REQUIRED TASK A — Locate the lines in the records that contain the word "each", and copy out those lines.

DOCUMENT SECTION —
________________________
Defining the Vision and Mission
The broad assignment for the reliability office was to improve equipment reliability in tissue manufacturing. We felt, as a team, that we needed to have a common vision of the end state we were attempting to achieve. Our vision was to drive the Fullerton Mill from a reactive/preventative maintenance culture to a proactive/root cause elimination maintenance culture through condition-based maintenance.
Once we had our vision, we had to define how and what we would do to make our vision a reality. We created a mission statement that would define our actions and connected it to our mill’s objective. Our mission was to increase the reliability of the Fullerton Mill assets and deliver business results through the creation of sustainable best-in-class condition-monitoring programs.
How and Where to Begin Condition-Based Maintenance
Simply having a vision and mission statement would not be enough. We had to start the mission. With a daunting mission and a wide range of tactics and strategies, it could have been overwhelming. The idea of implementing all the various condition-monitoring technologies (vibration, lubrication, ultrasound, motor current analysis, etc.) at once did not appear to be the best strategy. We knew we wanted to focus on two or three technologies at the start, become very proficient and then add another strategy each year. Whichever technology was selected, we knew that a sustainable condition-based maintenance program would require the proper equipment, training, systems development and documentation.
The Fullerton Mill had a similar condition-monitoring program in the past, but it was abandoned by mill leadership in a cost-cutting effort. Thus, we did not need to create everything new. Perhaps we could build on what may have existed or still exists at the mill. We began with three questions:
1. What equipment did we already have?
Answer: Four laser alignment tools, four hand-held vibration analyzers and two infrared cameras.
________________________
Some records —
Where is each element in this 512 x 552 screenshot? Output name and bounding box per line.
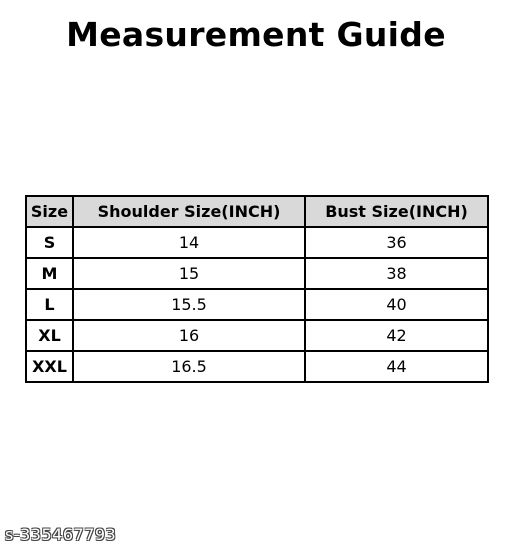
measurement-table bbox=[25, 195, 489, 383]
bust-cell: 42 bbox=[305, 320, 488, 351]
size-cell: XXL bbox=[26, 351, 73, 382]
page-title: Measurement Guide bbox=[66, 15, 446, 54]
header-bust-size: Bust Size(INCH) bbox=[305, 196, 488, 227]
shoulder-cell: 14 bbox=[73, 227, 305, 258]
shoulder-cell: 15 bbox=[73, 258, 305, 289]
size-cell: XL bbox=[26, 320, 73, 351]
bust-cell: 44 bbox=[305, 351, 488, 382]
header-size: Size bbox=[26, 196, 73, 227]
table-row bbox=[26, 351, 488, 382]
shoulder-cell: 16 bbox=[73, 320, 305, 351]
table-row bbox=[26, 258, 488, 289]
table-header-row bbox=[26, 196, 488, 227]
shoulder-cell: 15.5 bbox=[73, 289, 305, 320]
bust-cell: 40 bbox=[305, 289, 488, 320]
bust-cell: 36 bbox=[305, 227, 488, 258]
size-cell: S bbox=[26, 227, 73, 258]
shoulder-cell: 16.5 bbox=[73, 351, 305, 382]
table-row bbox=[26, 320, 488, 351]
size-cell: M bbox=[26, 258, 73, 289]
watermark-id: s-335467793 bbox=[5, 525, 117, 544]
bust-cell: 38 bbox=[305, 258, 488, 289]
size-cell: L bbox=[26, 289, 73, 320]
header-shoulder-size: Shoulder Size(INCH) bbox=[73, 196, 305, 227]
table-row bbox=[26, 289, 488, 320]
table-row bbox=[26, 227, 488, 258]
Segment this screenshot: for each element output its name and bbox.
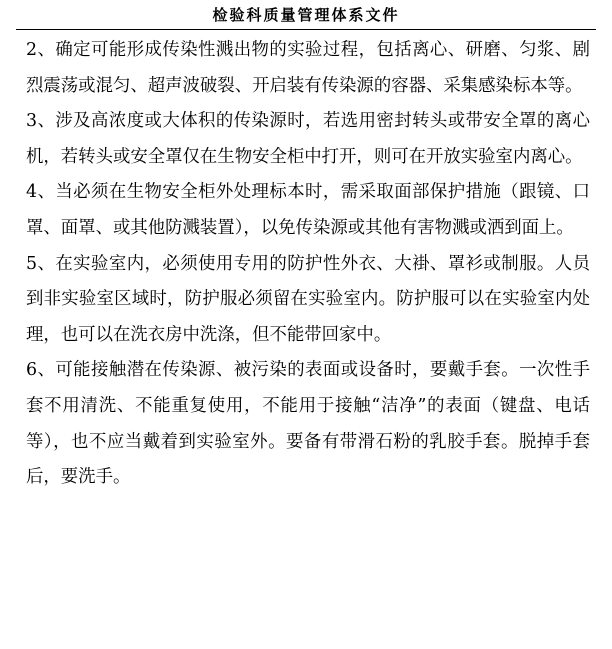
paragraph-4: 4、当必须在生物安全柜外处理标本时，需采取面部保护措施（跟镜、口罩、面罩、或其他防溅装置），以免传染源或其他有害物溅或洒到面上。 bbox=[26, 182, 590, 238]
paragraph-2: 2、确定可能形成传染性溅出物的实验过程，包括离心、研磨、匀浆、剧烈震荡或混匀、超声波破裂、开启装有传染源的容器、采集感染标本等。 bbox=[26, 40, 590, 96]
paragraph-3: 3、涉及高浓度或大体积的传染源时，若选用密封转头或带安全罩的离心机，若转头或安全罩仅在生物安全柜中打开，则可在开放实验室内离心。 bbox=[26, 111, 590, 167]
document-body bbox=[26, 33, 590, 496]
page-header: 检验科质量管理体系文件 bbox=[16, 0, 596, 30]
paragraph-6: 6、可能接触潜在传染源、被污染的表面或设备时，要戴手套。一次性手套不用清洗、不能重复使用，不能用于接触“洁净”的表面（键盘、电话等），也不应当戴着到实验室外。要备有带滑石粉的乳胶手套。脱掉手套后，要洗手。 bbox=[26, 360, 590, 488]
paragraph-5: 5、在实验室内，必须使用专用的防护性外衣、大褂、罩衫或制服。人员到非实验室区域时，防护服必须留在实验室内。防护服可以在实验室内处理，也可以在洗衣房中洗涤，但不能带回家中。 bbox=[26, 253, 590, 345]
________________________
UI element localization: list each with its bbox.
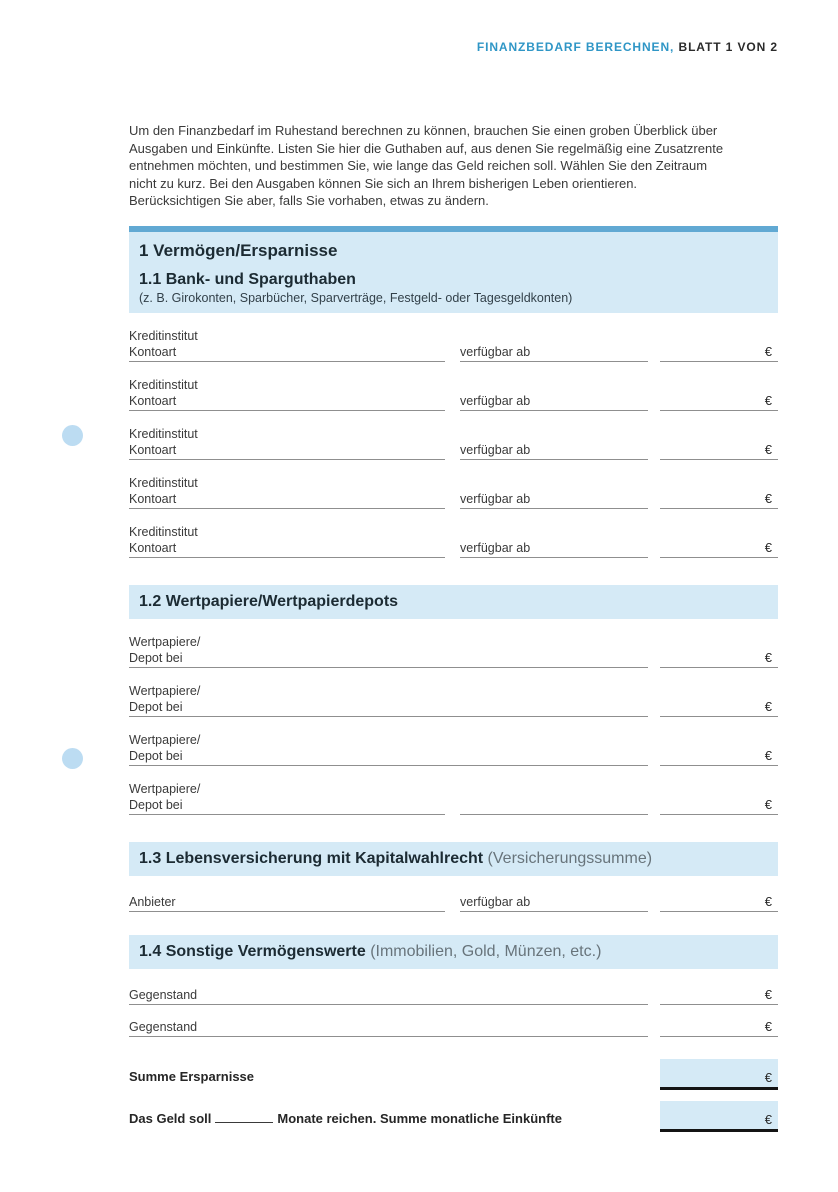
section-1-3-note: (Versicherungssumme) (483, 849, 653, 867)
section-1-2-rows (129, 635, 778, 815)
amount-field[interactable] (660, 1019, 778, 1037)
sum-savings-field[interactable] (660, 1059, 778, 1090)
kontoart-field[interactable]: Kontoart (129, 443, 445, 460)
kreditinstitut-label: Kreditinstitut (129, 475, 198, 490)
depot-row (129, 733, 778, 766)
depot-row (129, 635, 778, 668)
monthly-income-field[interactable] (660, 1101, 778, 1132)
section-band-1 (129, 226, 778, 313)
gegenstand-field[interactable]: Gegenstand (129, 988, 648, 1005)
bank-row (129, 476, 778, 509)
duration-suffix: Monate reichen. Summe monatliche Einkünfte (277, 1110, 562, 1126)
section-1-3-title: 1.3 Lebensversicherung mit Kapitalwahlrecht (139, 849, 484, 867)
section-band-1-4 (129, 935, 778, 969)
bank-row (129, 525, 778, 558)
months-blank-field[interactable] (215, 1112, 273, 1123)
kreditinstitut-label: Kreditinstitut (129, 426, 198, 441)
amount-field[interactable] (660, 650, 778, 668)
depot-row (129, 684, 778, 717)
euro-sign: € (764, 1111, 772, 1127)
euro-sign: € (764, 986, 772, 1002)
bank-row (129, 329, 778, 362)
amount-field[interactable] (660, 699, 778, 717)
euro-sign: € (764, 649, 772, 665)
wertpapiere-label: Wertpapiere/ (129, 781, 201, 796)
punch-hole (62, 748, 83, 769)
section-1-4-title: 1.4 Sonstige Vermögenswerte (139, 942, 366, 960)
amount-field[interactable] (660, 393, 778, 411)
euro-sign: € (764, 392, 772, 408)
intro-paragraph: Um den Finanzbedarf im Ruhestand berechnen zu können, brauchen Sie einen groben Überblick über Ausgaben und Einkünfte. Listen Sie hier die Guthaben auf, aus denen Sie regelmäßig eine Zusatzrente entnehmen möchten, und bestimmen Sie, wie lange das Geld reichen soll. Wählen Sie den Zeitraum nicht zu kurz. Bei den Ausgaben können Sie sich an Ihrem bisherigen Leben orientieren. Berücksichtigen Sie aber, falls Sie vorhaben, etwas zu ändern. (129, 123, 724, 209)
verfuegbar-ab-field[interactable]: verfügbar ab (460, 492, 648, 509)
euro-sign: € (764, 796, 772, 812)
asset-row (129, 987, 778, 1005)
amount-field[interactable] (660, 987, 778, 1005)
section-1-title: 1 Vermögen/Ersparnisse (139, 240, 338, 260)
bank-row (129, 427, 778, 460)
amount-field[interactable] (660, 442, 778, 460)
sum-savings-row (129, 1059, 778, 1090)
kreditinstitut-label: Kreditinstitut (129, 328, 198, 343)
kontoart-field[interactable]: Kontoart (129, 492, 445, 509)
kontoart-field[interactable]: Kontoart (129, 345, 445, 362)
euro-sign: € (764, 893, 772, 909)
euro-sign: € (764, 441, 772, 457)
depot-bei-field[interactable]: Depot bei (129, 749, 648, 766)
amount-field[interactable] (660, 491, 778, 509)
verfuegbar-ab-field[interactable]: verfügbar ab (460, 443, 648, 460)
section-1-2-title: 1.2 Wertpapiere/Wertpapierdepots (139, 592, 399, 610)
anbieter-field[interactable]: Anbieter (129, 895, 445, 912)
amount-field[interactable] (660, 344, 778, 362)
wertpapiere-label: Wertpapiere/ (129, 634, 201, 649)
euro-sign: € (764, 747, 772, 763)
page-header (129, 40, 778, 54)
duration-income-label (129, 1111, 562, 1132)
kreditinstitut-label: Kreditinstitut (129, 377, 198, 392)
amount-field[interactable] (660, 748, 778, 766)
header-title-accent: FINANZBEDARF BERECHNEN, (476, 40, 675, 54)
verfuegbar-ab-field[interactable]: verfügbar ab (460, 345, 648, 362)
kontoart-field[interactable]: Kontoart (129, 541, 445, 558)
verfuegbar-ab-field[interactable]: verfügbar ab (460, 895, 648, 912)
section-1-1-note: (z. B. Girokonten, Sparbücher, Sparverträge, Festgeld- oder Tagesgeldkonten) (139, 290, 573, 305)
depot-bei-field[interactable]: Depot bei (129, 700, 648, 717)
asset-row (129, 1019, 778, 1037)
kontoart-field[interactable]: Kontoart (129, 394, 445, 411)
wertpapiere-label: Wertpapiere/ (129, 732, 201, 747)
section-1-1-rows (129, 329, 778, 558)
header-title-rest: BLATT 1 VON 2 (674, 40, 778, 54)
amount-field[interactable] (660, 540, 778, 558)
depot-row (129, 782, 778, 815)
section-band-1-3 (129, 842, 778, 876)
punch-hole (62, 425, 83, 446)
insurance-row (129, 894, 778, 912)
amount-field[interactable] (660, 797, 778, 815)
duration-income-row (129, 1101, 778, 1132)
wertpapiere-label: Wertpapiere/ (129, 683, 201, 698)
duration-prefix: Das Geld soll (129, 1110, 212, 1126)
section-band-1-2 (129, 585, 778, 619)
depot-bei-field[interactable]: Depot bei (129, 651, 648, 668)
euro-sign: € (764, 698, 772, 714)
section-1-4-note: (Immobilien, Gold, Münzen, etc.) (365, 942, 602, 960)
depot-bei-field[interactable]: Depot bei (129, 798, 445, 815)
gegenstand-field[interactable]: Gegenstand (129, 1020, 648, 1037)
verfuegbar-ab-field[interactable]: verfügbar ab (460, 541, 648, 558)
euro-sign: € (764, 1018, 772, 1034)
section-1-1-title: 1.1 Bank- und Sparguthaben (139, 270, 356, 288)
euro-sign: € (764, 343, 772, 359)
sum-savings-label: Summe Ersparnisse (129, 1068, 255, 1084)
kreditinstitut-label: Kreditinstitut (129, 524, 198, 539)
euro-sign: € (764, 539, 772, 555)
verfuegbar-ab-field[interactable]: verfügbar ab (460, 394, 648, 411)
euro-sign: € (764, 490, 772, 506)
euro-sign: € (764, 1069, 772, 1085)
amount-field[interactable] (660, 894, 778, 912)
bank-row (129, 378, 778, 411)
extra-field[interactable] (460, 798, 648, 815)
________________________
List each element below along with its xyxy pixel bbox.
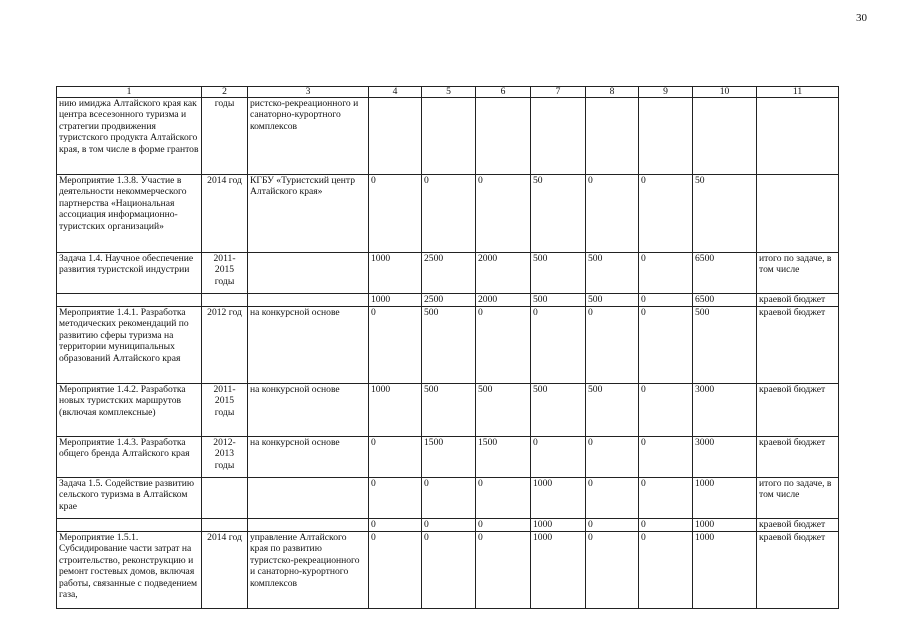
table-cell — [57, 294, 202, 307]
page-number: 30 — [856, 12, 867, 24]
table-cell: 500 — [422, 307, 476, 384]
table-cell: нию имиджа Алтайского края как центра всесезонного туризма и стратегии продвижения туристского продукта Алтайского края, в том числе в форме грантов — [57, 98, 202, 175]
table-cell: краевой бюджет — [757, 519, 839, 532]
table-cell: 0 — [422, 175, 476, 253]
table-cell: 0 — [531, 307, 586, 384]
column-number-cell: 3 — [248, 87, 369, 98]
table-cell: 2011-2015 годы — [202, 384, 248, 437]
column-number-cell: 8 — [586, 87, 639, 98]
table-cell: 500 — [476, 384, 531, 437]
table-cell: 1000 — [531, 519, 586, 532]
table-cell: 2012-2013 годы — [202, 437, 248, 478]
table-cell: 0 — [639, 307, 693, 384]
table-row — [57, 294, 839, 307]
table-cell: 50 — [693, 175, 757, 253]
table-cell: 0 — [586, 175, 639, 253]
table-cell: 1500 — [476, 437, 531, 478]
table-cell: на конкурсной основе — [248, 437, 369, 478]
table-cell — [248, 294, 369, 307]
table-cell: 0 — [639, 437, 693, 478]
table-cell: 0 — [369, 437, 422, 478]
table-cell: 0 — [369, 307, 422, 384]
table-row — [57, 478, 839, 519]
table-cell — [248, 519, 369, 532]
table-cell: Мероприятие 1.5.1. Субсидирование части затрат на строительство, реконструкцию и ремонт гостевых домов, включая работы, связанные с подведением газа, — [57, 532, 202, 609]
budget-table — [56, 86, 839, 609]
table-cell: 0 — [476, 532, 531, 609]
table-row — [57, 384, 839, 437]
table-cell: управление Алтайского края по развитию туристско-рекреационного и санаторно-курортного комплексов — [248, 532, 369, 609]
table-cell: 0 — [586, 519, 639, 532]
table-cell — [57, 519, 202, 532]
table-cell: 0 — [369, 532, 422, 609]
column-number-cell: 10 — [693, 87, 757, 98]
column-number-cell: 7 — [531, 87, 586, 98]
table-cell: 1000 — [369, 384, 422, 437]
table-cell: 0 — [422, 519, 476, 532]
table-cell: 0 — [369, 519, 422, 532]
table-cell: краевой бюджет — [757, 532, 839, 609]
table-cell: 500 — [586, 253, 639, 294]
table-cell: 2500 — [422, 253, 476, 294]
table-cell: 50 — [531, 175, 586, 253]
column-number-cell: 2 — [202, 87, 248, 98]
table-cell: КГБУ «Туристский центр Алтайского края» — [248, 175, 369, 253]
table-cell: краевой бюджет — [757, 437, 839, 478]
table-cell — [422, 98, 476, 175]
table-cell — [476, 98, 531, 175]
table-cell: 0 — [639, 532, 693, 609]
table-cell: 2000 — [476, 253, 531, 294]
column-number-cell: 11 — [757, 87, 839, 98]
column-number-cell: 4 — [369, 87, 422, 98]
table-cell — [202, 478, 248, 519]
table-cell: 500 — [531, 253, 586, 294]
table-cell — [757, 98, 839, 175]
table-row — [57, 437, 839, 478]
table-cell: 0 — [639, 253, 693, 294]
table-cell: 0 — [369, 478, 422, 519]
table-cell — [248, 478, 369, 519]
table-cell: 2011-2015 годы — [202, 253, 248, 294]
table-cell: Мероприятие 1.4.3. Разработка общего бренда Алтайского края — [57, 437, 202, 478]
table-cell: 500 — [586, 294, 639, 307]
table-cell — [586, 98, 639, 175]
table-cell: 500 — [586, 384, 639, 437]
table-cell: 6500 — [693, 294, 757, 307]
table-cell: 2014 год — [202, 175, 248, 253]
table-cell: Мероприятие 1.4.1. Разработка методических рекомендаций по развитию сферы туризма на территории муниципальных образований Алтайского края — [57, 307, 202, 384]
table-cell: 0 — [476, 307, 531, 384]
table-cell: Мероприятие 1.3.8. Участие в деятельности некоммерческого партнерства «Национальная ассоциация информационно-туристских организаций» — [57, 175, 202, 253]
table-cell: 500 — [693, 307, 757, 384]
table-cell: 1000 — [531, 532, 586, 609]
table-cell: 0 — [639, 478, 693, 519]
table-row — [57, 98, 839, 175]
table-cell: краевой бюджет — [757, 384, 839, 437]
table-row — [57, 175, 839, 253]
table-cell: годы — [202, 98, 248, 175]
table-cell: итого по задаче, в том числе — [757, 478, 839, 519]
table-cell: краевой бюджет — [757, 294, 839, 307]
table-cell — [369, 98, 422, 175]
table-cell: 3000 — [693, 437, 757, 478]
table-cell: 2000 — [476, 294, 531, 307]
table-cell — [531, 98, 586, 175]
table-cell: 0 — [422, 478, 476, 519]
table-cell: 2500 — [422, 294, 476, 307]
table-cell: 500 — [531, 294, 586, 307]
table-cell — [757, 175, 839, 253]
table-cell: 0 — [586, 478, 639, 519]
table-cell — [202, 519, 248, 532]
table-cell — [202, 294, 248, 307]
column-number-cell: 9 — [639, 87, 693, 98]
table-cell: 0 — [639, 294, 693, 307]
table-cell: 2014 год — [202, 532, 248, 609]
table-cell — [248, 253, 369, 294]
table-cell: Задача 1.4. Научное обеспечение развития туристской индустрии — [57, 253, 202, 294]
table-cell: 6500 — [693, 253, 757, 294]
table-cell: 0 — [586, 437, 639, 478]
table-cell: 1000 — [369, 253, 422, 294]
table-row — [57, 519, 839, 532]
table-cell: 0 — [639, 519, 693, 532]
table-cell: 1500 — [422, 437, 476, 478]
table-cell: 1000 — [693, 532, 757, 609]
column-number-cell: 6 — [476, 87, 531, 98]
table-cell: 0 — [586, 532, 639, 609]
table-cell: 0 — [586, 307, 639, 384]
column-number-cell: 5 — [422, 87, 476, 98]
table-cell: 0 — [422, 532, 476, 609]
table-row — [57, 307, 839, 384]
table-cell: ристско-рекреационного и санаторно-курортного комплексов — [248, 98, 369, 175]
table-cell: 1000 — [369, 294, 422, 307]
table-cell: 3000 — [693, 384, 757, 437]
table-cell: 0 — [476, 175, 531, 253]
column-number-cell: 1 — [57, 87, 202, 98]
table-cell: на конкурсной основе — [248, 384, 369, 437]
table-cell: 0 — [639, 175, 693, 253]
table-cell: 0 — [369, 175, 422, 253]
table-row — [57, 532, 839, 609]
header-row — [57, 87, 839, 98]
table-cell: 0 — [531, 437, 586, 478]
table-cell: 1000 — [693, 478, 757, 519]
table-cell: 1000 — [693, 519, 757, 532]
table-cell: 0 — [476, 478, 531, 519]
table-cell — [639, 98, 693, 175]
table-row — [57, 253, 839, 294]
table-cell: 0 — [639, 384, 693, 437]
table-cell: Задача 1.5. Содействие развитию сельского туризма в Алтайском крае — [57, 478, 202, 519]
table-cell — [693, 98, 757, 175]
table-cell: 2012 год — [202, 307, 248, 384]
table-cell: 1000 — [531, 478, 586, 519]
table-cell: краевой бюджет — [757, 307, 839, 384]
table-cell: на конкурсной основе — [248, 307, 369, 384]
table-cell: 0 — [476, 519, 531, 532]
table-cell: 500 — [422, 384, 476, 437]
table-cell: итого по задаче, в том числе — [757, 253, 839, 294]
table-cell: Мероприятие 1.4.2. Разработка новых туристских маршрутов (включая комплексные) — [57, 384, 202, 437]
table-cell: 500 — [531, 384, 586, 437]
________________________
REQUIRED TASK B — According to the passage on condition-based maintenance, what equipment did the Fullerton Mill already have?

RIGHT ANSWER A —
Where is each element in this 512 x 552 screenshot? Output name and bounding box per line.
Segment this screenshot: for each element output its name and bbox.
UI element localization: list each with its bbox.
List each element below along with its xyxy pixel bbox.

RIGHT ANSWER B — Four laser alignment tools, four hand-held vibration analyzers and two infrared cameras.